En général les rives de la partie nord de l'Océan indien et des mers adjacentes sont escarpés et tourmentés. Au delà d'une certaine monotonie de couleurs noires blanches et ocres, les reliefs offrent de nombreux points remarquables comme les Oreilles d'âne des environs d'Aden ou les formes coniques de Djebel Taïr la première île sur laquelle on territ en mer Rouge lorsqu'on descend de Suez. Les coupoles des Kobr et minarets, à l'approche des ports où se trouvent les terres basses, offrent des repères bien marqués sur les cartes du Service Hydrographique. Ils permettent, par leur relèvement, d'éviter de sournois bancs coralliens qui n'affleurent pas toujours et qu'il vaut mieux approcher au moment où on a le soleil dans le dos. C'est ainsi que j'ai franchi une fois le détroit de Tiran. Les phares sont rares : Les Iles Daedalus, Djebel Taïr, les îles Hannish; Perim, la porte des larmes, sont les seuls qu'on trouvait sur 1300 milles entre Suez et Djibouti en 1960. d'Aden à Perim dans le détroit d'Hormuz, on ne voyait un phare qu'à Aden, parfois à l'île de Mazira, rien sur les Koria-Muria où se cacha un sous-marin allemand pendant la guerre, et une loupiote à Ras al Hadd qui est une terre très basse. Depuis Djibouti jusqu'à Mombassa, on ne voyait un phare qu'à Gardafui. Pour le reste, ras Filuk, par exemple, avait une forme d'éléphant d'où son nom et c'était un bon amer. Vers le Sud, les Comores sont de bons amers, visibles de très loin en raison de leur grande hauteur. On faisait avec ça et les nacoudas de boutres étaient sûrement plus observateurs et avaient une meilleur mémoire que nous Vers les bouches de l'Indus et Bombay, puis Ceylan, quelques feux balisent une route très fréquentée. La mer en mousson d'été y est très grosse et fait une grosse barre au rivage. De l'autre côté de la péninsule indienne, Pondichéry. Madras, Calcutta et le Bangladesh sont moins exposés à la grosse mer , mais les luies y bouchent parfois la vue autant que sur la façade Ouest Pendant l'autre mousson, ce sont les trombes qu'il faut éviter. J'ai eu une nuit de Saint-Sylvestre l'impression de me promener dans un bois tant il y avait de troncs autour de moi. Un boutre peut être rasé comme un ponton s'il a la maladresse de se laisser passer dessus par une de ces trombes.

§ CONTENU DES DONNÉES:

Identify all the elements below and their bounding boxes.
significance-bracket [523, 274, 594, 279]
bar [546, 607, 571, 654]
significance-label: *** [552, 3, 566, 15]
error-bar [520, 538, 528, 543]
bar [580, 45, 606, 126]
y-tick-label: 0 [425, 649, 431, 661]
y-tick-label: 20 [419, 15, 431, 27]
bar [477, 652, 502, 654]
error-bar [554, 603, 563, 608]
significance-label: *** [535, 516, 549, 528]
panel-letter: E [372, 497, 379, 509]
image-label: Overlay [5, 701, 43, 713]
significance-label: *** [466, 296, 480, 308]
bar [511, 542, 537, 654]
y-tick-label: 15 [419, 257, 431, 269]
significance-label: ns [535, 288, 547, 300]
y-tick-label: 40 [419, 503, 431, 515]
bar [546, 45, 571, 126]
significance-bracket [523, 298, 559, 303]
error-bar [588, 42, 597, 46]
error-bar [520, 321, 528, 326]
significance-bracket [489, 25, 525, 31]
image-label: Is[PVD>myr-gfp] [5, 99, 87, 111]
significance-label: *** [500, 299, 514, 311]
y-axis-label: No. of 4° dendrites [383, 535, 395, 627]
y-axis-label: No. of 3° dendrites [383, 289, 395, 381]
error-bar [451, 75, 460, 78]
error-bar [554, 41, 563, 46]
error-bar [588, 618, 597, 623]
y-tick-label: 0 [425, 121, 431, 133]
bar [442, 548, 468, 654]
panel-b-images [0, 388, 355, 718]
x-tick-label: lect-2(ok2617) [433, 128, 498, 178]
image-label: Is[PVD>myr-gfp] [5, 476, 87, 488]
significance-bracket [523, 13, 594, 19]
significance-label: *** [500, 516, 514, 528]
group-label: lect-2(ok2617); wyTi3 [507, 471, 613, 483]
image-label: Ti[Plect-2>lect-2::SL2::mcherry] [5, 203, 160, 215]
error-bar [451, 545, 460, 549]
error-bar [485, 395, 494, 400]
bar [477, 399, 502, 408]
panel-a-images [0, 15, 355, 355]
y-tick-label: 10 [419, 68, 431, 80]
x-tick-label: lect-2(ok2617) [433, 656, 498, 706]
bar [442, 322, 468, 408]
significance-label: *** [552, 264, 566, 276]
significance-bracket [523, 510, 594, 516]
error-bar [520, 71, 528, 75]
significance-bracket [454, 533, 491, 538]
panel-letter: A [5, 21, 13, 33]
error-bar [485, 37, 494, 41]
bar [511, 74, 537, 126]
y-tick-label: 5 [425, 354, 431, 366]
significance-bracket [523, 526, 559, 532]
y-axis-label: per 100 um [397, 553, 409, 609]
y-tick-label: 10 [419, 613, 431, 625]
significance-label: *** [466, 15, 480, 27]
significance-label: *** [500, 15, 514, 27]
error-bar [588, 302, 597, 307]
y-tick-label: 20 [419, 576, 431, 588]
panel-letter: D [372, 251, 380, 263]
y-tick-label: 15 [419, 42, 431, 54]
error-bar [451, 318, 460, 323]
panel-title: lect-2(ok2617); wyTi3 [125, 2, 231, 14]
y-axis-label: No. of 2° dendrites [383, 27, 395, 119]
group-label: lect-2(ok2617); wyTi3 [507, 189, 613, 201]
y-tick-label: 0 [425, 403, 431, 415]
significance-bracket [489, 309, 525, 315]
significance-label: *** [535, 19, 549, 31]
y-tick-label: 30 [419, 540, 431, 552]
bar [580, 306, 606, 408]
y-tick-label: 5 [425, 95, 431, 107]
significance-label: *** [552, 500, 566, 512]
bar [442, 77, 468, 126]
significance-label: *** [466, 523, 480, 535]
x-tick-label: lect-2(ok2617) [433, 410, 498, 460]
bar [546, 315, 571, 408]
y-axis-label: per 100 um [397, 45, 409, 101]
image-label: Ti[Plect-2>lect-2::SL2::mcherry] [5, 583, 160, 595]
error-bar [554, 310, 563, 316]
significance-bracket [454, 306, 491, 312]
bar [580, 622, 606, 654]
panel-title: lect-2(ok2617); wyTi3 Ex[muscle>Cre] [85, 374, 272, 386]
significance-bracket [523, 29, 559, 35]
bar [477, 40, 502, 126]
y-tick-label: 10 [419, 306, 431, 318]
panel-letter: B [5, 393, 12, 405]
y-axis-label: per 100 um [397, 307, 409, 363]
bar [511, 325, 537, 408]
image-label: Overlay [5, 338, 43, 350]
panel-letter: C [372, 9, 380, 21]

§ TRAVAIL DEMANDÉ:
**1)** D'après le texte sur les côtes de l'océan Indien, dites si chacune de ces affirmations est juste : (a) en 1960, on comptait plus de dix phares entre Suez et Djibouti ; (b) les Comores se voient de très loin ; (c) c'est pendant la mousson d'été qu'il faut surtout éviter les trombes. Répondez par oui ou non, en citant chaque fois les mots du texte qui tranchent.
**2)** Dans le texte sur les côtes de l'océan Indien, à quel moment vaut-il mieux approcher les bancs coralliens ?
**3)** Reprenez le texte sur les côtes de l'océan Indien juste après sa dernière phrase.
Le matériel fourni n'est pas utile ici.

§ RÉPONSES ATTENDUES:
**1)**
(a) Non : « Les Iles Daedalus, Djebel Taïr, les îles Hannish; Perim, la porte des larmes, sont les seuls qu'on trouvait sur 1300 milles entre Suez et Djibouti en 1960. »
(b) Oui : « les Comores sont de bons amers, visibles de très loin en raison de leur grande hauteur. »
(c) Non : « Pendant l'autre mousson, ce sont les trombes qu'il faut éviter. »

**2)** Au moment où on a le soleil dans le dos.

**3)**
Au milieu de cet océan, des massifs coralliens laissent entre eux des passages accores mais mal balisés. Lieux de nombreux naufrages Lisez le récit de celui de celui de Pyrard de Laval, au temps de Henri IV. Seul, l'atoll de Minikoï , sur la route de Suez à Singapour, porte un phare blanc qui surpasse, de quelque deux ou trois mètres, le haut des cocotiers. Il faut un bon sextant pour trouver les passages entre ces bancs qui sont larges de plusieurs dizaines de milles. Et ce d'autant plus qu'il faut se méfier de courants qui sont parfois forts et peuvent dépaler considérablement un voilier dont la vitesse ne dépasse pas souvent cinq nÏuds.

Ce zaroug « au plus près » à la bonne main, négocie la chicane des bans d'entré à la rade de Djeddah. Dans l'après midi lorsque le Shamal remplace les calmes matinaux.



Clichés H Michea@

 prise lors d'un voyage de pèlerins en 1967.


Les bateaux:


Les quatre sabords décorés ouvrent sur un assez vaste entrepont sur lequel donnent deux minuscules cabines On ne peut s'y tenir debout. La richesse de la décoration florale sculptée aux Indes était assez commune. Photo HM Fort Jésus septembre 1955.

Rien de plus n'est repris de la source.